[Collected data entries]
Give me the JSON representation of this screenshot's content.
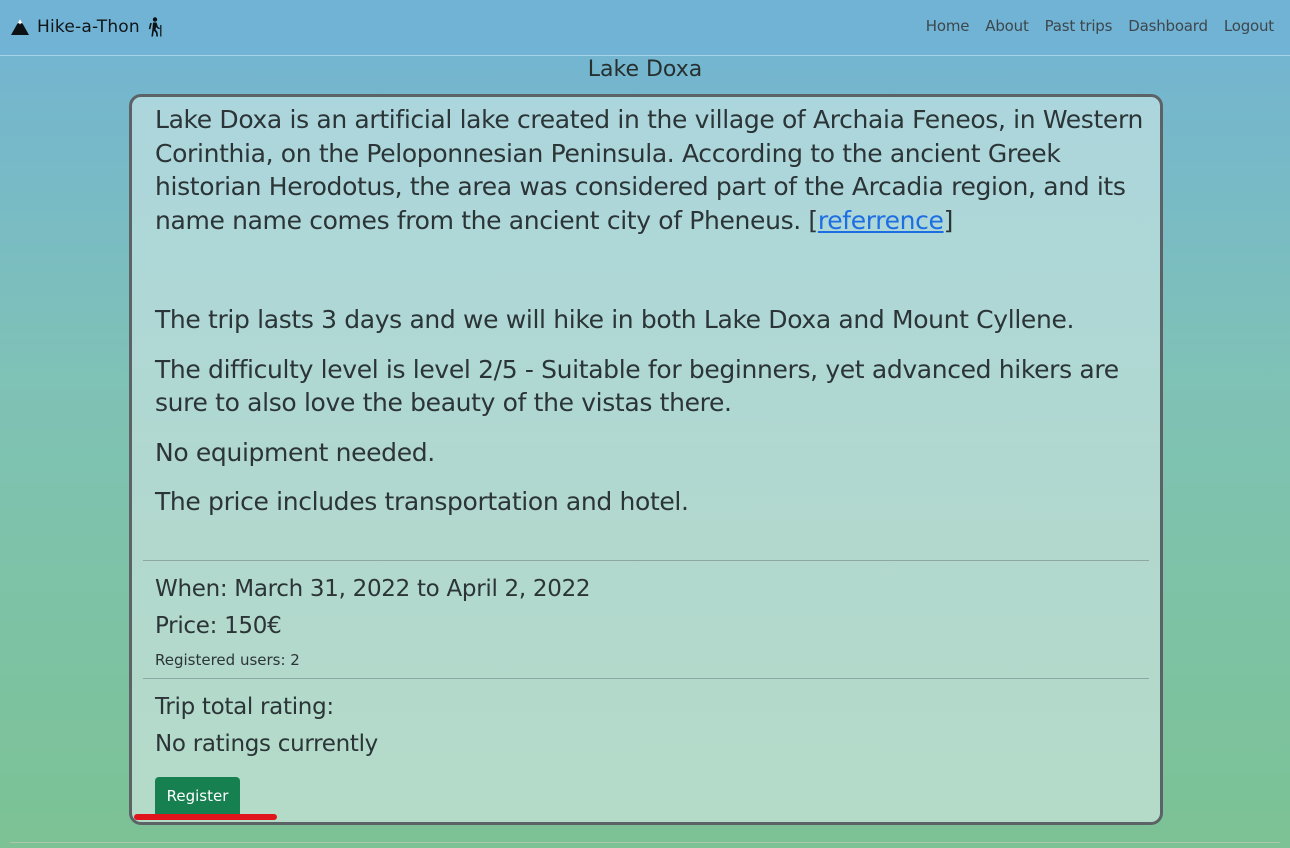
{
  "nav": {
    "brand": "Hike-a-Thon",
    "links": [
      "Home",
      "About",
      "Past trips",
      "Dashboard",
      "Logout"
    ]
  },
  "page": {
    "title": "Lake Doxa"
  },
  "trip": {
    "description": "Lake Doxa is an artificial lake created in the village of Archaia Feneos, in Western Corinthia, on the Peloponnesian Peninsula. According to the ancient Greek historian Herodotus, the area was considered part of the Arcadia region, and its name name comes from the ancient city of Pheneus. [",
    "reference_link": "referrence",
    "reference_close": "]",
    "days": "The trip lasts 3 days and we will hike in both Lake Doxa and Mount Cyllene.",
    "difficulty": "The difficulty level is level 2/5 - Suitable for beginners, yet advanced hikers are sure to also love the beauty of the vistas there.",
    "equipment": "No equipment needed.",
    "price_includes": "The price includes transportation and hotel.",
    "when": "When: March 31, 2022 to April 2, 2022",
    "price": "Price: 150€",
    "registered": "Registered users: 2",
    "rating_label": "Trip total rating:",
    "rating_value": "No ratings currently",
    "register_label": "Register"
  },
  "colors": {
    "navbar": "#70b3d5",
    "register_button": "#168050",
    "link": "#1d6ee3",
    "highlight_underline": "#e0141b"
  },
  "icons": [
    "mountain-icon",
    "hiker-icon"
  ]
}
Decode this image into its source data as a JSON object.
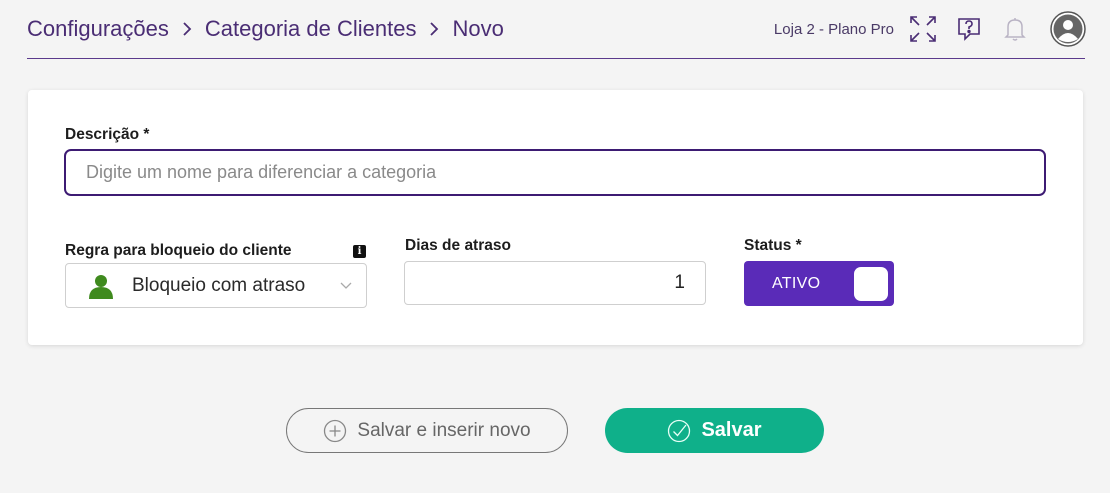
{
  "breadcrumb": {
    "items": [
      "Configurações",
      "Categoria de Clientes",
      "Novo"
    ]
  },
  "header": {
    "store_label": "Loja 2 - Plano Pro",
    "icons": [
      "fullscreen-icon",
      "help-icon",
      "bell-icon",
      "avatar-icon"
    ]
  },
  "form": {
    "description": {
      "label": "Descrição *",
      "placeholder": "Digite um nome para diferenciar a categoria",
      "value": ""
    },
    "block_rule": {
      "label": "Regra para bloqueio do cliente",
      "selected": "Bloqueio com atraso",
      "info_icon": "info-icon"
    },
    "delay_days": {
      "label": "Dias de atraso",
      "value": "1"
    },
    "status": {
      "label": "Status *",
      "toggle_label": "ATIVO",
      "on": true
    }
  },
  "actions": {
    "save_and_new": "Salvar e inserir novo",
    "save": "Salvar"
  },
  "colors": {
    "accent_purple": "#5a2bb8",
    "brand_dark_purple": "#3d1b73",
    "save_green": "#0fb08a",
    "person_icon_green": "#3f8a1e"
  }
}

__Task directions__.
Repeat the records above exactly, leaving out the pictures.

__Answer for this exercise__.
Give me the JSON representation of this screenshot's content.
{
  "nav": {
    "brand": "Hike-a-Thon",
    "links": [
      "Home",
      "About",
      "Past trips",
      "Dashboard",
      "Logout"
    ]
  },
  "page": {
    "title": "Lake Doxa"
  },
  "trip": {
    "description": "Lake Doxa is an artificial lake created in the village of Archaia Feneos, in Western Corinthia, on the Peloponnesian Peninsula. According to the ancient Greek historian Herodotus, the area was considered part of the Arcadia region, and its name name comes from the ancient city of Pheneus. [",
    "reference_link": "referrence",
    "reference_close": "]",
    "days": "The trip lasts 3 days and we will hike in both Lake Doxa and Mount Cyllene.",
    "difficulty": "The difficulty level is level 2/5 - Suitable for beginners, yet advanced hikers are sure to also love the beauty of the vistas there.",
    "equipment": "No equipment needed.",
    "price_includes": "The price includes transportation and hotel.",
    "when": "When: March 31, 2022 to April 2, 2022",
    "price": "Price: 150€",
    "registered": "Registered users: 2",
    "rating_label": "Trip total rating:",
    "rating_value": "No ratings currently",
    "register_label": "Register"
  },
  "colors": {
    "navbar": "#70b3d5",
    "register_button": "#168050",
    "link": "#1d6ee3",
    "highlight_underline": "#e0141b"
  },
  "icons": [
    "mountain-icon",
    "hiker-icon"
  ]
}
Decode this image into its source data as a JSON object.
{
  "breadcrumb": {
    "items": [
      "Configurações",
      "Categoria de Clientes",
      "Novo"
    ]
  },
  "header": {
    "store_label": "Loja 2 - Plano Pro",
    "icons": [
      "fullscreen-icon",
      "help-icon",
      "bell-icon",
      "avatar-icon"
    ]
  },
  "form": {
    "description": {
      "label": "Descrição *",
      "placeholder": "Digite um nome para diferenciar a categoria",
      "value": ""
    },
    "block_rule": {
      "label": "Regra para bloqueio do cliente",
      "selected": "Bloqueio com atraso",
      "info_icon": "info-icon"
    },
    "delay_days": {
      "label": "Dias de atraso",
      "value": "1"
    },
    "status": {
      "label": "Status *",
      "toggle_label": "ATIVO",
      "on": true
    }
  },
  "actions": {
    "save_and_new": "Salvar e inserir novo",
    "save": "Salvar"
  },
  "colors": {
    "accent_purple": "#5a2bb8",
    "brand_dark_purple": "#3d1b73",
    "save_green": "#0fb08a",
    "person_icon_green": "#3f8a1e"
  }
}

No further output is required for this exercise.